Start RAW RECORDS

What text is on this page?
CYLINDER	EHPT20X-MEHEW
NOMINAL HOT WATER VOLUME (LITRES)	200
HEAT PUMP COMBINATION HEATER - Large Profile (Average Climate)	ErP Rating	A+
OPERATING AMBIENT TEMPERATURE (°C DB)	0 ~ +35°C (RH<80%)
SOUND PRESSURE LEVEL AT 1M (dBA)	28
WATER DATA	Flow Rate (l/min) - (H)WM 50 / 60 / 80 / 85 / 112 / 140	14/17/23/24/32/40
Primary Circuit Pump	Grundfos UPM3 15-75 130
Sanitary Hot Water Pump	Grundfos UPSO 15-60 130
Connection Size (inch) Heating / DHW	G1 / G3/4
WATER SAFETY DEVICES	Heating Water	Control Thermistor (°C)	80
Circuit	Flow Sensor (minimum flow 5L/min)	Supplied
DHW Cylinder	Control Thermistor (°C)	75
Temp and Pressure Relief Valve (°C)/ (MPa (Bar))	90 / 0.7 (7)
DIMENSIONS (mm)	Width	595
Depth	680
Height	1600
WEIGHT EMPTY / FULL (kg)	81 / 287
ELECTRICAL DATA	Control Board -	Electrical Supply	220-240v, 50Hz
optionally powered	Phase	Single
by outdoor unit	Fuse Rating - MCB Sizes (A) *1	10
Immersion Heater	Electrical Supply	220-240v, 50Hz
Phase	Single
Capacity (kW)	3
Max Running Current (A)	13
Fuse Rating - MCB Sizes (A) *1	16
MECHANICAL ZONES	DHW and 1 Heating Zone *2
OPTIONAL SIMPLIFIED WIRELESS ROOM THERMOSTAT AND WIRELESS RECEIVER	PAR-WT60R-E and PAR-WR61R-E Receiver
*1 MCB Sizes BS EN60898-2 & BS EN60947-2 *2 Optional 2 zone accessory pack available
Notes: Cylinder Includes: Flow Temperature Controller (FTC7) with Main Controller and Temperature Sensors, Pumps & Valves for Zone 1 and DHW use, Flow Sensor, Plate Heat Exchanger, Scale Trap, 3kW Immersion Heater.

End RAW RECORDS

EXERCISE:
Find the word "Fuse" in the data and copy out each line where it turns up.

COMPLETE RESPONSE:
by outdoor unit	Fuse Rating - MCB Sizes (A) *1	10
Fuse Rating - MCB Sizes (A) *1	16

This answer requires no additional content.